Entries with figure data

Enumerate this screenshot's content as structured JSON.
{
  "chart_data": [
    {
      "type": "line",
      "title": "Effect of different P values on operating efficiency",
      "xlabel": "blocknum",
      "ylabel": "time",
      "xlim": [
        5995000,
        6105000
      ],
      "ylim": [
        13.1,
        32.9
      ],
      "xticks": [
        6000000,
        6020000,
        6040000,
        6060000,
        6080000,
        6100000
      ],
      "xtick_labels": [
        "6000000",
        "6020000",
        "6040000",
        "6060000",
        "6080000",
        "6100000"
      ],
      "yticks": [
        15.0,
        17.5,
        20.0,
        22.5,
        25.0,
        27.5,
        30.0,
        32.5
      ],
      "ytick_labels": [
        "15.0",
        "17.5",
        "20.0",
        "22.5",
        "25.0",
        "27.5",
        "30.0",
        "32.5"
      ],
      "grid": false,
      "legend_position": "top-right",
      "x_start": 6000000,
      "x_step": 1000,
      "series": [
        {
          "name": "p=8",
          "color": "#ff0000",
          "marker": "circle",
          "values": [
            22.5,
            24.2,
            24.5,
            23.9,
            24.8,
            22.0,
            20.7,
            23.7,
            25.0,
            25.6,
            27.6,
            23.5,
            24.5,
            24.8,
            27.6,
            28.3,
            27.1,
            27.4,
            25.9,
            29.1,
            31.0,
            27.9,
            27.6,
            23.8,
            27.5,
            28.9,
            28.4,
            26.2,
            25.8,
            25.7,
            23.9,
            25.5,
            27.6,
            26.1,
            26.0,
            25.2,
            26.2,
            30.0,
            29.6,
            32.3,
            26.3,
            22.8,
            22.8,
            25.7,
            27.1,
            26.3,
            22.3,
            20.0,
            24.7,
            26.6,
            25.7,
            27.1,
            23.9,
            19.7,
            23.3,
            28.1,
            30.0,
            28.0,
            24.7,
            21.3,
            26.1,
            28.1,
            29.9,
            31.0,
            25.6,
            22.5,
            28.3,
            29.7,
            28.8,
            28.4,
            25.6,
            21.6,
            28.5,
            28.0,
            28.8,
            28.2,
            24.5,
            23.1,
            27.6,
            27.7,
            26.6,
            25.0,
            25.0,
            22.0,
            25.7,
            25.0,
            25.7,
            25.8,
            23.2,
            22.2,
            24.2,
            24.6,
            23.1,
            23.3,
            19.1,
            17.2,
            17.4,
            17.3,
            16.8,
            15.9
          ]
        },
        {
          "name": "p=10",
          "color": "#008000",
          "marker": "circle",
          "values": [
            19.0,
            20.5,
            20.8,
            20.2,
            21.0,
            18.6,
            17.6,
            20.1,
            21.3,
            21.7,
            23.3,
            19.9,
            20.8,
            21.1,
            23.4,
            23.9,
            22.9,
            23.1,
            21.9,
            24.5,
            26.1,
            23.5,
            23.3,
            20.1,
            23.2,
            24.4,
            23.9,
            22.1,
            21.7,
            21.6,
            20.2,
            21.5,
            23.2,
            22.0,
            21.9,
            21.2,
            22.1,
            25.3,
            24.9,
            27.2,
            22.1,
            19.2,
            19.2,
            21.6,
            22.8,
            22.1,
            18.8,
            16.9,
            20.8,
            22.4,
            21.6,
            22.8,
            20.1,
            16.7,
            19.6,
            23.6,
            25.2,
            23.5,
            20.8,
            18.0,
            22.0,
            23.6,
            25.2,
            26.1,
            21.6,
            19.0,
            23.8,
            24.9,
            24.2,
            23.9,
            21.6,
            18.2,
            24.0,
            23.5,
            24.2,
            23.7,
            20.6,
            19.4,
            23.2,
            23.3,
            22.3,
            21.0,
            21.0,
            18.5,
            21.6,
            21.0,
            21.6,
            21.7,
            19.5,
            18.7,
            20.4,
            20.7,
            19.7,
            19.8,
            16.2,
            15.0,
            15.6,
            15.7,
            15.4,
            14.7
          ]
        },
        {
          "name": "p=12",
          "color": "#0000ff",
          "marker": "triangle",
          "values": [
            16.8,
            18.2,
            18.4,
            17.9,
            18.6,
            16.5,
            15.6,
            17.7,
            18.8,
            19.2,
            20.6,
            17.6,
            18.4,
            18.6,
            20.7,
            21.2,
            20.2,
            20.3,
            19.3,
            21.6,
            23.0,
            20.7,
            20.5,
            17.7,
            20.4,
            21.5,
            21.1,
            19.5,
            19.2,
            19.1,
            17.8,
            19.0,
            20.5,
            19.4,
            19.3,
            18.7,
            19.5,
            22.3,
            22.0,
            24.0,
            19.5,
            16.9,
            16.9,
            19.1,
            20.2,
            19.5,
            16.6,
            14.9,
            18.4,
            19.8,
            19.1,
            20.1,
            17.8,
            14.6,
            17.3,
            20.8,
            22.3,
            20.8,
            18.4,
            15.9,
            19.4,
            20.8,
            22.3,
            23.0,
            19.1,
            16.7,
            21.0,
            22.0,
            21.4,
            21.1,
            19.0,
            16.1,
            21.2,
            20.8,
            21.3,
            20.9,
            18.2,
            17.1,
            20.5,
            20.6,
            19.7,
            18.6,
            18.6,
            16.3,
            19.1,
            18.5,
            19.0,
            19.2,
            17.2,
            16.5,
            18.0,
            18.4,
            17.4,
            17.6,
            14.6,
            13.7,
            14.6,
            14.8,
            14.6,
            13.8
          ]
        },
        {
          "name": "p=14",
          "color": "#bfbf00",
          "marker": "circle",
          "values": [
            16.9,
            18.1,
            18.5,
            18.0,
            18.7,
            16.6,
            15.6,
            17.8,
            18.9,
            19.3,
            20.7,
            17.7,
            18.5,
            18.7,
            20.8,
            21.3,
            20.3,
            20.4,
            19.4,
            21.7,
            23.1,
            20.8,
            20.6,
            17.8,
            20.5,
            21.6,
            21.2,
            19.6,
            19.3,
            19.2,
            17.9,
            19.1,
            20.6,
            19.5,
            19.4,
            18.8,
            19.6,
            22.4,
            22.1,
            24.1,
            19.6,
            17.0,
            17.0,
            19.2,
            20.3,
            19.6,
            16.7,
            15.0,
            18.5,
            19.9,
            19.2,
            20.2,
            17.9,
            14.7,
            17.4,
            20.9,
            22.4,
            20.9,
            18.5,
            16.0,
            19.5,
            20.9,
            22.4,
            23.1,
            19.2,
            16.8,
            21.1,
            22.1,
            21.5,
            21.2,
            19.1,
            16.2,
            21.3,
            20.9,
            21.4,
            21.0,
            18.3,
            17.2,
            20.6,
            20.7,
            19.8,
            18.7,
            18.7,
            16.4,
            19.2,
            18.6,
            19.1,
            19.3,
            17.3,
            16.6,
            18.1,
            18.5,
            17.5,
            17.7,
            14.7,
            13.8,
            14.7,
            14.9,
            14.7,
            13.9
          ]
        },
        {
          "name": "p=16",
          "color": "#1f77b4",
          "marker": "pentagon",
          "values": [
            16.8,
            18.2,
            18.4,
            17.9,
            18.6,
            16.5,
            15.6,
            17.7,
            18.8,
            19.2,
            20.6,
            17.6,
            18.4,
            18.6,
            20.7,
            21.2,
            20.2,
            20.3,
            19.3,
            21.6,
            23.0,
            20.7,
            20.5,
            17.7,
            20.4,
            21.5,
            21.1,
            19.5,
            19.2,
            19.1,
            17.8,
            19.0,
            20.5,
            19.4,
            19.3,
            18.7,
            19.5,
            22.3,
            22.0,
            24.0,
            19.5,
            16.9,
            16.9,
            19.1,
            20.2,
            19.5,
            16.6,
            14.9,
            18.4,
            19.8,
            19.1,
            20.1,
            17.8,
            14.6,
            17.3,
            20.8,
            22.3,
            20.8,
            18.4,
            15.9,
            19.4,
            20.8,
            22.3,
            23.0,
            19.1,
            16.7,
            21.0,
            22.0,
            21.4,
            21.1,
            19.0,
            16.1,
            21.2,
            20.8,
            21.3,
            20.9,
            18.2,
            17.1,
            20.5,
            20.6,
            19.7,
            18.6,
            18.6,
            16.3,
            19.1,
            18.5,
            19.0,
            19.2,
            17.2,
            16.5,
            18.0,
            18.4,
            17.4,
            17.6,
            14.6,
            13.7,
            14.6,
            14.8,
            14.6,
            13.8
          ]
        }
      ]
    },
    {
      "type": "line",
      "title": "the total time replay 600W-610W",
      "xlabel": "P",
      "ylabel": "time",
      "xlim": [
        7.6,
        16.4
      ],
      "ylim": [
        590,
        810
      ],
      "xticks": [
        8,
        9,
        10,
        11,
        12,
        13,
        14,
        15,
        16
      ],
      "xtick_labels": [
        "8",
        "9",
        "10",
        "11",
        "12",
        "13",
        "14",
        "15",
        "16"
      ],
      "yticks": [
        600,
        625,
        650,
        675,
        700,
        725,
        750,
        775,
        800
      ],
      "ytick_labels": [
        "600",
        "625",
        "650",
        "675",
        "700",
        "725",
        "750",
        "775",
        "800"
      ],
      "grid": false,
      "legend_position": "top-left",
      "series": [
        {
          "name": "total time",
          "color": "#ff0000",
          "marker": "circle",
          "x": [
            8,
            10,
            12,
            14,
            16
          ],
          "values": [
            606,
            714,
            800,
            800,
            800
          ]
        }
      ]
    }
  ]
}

▸ **TO DO**:
Only lines with the word "color" are wanted, so copy each one from the records.

▸ **CORRECT OUTPUT**:
          "color": "#ff0000",
          "color": "#008000",
          "color": "#0000ff",
          "color": "#bfbf00",
          "color": "#1f77b4",
          "color": "#ff0000",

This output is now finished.